Work to complete =>
Set down all of the data that follows word for word, without the images.
# Provided entries start
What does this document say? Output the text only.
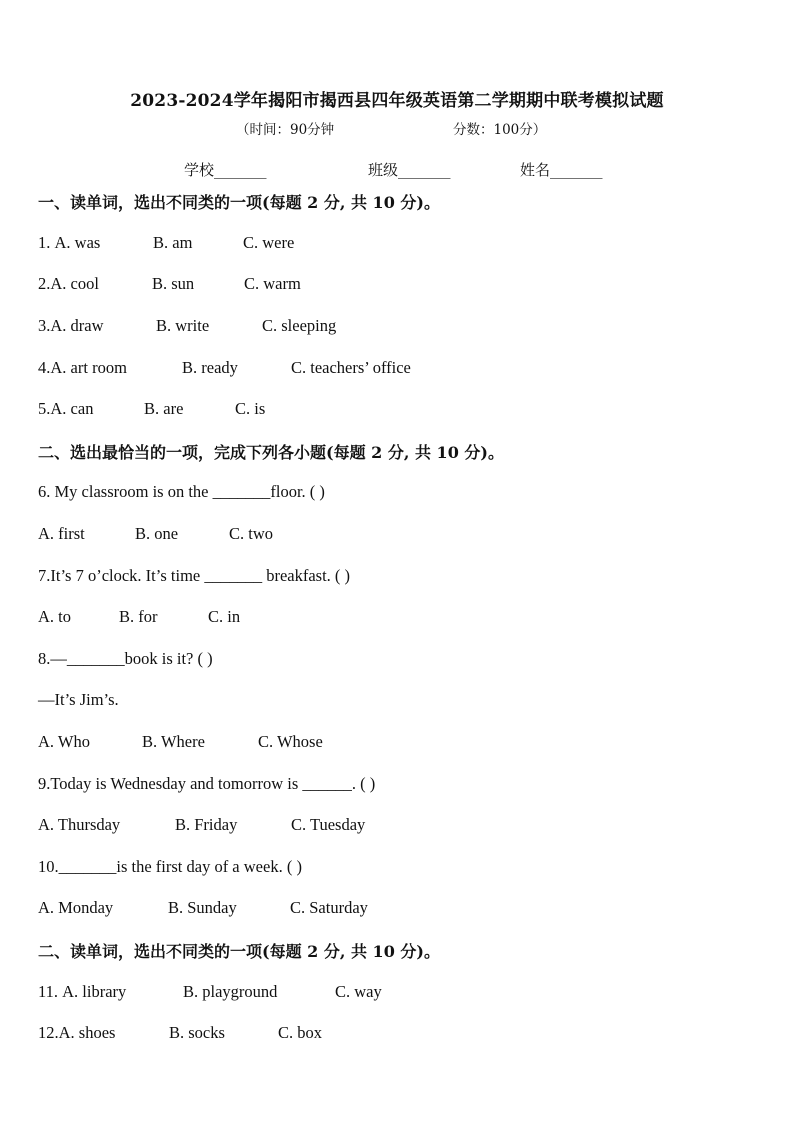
2023-2024学年揭阳市揭西县四年级英语第二学期期中联考模拟试题
（时间：90分钟	分数：100分）
学校_______	班级_______	姓名_______
一、读单词，选出不同类的一项(每题 2 分, 共 10 分)。
1. A. was	B. am	C. were
2.A. cool	B. sun	C. warm
3.A. draw	B. write	C. sleeping
4.A. art room	B. ready	C. teachers’ office
5.A. can	B. are	C. is
二、选出最恰当的一项，完成下列各小题(每题 2 分, 共 10 分)。
6. My classroom is on the _______floor. ( )
A. first	B. one	C. two
7.It’s 7 o’clock. It’s time _______ breakfast. ( )
A. to	B. for	C. in
8.—_______book is it? ( )
—It’s Jim’s.
A. Who	B. Where	C. Whose
9.Today is Wednesday and tomorrow is ______. ( )
A. Thursday	B. Friday	C. Tuesday
10._______is the first day of a week. ( )
A. Monday	B. Sunday	C. Saturday
二、读单词，选出不同类的一项(每题 2 分, 共 10 分)。
11. A. library	B. playground	C. way
12.A. shoes	B. socks	C. box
# Provided entries end
Task answer =>
What does this document say? Output the text only.
2023-2024学年揭阳市揭西县四年级英语第二学期期中联考模拟试题
（时间：90分钟	分数：100分）
学校_______	班级_______	姓名_______
一、读单词，选出不同类的一项(每题 2 分, 共 10 分)。
1. A. was	B. am	C. were
2.A. cool	B. sun	C. warm
3.A. draw	B. write	C. sleeping
4.A. art room	B. ready	C. teachers’ office
5.A. can	B. are	C. is
二、选出最恰当的一项，完成下列各小题(每题 2 分, 共 10 分)。
6. My classroom is on the _______floor. ( )
A. first	B. one	C. two
7.It’s 7 o’clock. It’s time _______ breakfast. ( )
A. to	B. for	C. in
8.—_______book is it? ( )
—It’s Jim’s.
A. Who	B. Where	C. Whose
9.Today is Wednesday and tomorrow is ______. ( )
A. Thursday	B. Friday	C. Tuesday
10._______is the first day of a week. ( )
A. Monday	B. Sunday	C. Saturday
二、读单词，选出不同类的一项(每题 2 分, 共 10 分)。
11. A. library	B. playground	C. way
12.A. shoes	B. socks	C. box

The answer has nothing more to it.